[Task details]:
Find the string "HARTWELL" in the records. Copy every line it appears in.

[Information shown]:
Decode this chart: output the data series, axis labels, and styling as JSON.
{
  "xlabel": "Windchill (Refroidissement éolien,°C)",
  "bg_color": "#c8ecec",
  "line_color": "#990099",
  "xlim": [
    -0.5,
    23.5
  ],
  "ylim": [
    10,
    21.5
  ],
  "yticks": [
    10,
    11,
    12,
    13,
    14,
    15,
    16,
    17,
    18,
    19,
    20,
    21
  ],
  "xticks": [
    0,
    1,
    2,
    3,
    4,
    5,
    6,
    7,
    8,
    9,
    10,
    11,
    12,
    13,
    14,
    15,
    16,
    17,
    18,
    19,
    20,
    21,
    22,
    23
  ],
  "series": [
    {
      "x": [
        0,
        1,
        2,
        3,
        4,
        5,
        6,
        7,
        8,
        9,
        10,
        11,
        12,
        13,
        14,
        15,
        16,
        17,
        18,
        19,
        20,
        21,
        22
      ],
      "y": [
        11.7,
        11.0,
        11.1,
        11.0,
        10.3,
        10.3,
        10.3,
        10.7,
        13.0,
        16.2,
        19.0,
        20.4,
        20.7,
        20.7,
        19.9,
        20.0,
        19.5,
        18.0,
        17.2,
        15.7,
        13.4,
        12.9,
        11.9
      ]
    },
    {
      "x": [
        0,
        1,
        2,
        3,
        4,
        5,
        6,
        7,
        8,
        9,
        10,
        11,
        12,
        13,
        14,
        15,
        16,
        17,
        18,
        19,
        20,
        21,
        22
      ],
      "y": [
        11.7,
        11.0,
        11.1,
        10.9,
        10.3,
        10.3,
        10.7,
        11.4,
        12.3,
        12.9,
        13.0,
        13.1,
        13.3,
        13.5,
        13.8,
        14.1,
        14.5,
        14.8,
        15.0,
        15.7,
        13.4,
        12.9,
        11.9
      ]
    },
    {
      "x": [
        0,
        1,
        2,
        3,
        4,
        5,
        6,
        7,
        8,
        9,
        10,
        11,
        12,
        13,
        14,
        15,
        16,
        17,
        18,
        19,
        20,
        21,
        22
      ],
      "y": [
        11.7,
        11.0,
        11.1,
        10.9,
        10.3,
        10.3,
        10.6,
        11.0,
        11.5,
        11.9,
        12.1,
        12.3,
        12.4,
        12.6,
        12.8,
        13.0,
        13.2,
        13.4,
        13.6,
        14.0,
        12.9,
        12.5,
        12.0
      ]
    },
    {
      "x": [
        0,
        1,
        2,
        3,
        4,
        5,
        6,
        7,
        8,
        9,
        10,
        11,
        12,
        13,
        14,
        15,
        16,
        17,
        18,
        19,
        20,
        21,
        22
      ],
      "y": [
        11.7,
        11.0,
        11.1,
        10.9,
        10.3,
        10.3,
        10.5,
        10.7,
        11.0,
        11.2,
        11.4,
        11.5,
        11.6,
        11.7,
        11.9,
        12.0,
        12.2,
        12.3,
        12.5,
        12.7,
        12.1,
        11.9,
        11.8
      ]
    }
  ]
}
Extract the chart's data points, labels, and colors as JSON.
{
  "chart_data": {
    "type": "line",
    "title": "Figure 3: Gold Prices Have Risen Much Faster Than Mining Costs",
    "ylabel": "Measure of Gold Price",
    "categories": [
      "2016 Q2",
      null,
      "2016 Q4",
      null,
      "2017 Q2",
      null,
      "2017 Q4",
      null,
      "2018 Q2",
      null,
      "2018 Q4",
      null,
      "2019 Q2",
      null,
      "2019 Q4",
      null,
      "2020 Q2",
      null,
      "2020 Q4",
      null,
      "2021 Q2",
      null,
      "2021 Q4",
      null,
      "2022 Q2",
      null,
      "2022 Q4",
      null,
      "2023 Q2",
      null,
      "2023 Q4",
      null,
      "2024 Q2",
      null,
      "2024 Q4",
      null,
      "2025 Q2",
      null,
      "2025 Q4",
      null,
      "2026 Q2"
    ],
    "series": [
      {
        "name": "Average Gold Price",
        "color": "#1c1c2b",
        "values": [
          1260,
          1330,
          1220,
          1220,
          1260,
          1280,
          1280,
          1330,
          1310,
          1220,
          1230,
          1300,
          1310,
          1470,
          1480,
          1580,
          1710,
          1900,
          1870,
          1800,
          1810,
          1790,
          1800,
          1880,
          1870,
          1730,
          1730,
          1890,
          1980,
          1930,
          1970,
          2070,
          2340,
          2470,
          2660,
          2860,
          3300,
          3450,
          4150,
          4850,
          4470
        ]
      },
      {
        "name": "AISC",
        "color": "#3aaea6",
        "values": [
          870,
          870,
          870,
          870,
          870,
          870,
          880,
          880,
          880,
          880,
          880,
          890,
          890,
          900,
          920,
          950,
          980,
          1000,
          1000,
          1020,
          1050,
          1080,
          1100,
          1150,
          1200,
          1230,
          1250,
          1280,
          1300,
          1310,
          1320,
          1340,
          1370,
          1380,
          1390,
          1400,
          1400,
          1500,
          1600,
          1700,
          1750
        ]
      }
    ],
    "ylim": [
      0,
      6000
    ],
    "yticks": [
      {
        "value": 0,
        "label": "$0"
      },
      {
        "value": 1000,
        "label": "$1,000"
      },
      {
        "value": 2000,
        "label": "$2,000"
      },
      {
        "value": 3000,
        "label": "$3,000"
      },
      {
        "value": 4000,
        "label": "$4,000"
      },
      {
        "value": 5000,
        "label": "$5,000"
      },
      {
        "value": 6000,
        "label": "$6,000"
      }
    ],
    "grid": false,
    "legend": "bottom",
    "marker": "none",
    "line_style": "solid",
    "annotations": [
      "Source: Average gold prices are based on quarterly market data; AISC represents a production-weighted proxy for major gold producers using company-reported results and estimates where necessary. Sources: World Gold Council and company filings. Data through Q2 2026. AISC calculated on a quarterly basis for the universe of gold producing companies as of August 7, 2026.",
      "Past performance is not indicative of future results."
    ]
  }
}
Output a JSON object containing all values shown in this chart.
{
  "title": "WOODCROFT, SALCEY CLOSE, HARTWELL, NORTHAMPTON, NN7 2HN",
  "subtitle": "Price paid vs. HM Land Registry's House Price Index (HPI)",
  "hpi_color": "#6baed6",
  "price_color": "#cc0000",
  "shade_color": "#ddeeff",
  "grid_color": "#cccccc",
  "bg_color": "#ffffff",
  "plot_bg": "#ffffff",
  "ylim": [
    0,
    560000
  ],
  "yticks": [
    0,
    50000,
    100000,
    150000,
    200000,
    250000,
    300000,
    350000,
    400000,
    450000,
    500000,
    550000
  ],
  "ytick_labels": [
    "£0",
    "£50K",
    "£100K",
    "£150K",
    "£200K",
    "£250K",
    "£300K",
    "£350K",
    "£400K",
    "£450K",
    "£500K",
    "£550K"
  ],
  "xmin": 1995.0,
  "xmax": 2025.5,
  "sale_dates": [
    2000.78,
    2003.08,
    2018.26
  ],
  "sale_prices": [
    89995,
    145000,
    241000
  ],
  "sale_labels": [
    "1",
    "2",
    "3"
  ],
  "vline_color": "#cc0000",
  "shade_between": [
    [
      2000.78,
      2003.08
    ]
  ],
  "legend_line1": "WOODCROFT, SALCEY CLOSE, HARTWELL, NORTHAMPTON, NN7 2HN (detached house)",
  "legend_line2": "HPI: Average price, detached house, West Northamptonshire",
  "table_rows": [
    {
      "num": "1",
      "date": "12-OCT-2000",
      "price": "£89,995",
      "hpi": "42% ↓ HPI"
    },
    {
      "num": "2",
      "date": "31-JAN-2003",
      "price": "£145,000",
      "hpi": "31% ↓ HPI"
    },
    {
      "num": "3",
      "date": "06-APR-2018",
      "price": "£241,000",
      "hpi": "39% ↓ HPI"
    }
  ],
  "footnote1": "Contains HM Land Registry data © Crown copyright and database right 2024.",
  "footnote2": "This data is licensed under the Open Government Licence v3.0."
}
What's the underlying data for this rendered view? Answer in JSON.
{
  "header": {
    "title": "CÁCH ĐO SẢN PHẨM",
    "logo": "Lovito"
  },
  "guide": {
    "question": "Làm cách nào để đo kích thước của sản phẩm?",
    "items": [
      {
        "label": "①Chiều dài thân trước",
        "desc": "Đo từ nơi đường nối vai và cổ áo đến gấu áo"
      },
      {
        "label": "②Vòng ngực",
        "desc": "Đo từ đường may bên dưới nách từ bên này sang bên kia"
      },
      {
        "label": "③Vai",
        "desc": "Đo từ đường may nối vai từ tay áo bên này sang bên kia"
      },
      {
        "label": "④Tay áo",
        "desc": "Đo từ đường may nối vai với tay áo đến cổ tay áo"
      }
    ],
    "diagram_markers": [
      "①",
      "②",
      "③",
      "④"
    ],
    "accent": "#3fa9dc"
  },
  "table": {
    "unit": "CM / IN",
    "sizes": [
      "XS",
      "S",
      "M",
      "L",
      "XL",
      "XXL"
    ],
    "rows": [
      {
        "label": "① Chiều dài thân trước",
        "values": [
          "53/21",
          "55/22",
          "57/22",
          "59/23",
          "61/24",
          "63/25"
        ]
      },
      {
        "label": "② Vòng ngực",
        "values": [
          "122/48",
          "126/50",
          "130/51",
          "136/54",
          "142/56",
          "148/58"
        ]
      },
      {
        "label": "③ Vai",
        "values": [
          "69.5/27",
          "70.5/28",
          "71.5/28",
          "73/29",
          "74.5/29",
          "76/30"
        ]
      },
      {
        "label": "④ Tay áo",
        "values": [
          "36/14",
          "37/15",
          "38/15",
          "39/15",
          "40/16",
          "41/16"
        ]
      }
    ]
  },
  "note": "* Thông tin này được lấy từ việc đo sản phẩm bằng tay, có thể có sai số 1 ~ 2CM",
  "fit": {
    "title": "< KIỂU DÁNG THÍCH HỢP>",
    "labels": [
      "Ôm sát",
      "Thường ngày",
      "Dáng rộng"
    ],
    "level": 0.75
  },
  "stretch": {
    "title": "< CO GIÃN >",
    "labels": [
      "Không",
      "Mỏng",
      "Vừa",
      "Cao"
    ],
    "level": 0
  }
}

[Full response]:
  "title": "WOODCROFT, SALCEY CLOSE, HARTWELL, NORTHAMPTON, NN7 2HN",
  "legend_line1": "WOODCROFT, SALCEY CLOSE, HARTWELL, NORTHAMPTON, NN7 2HN (detached house)",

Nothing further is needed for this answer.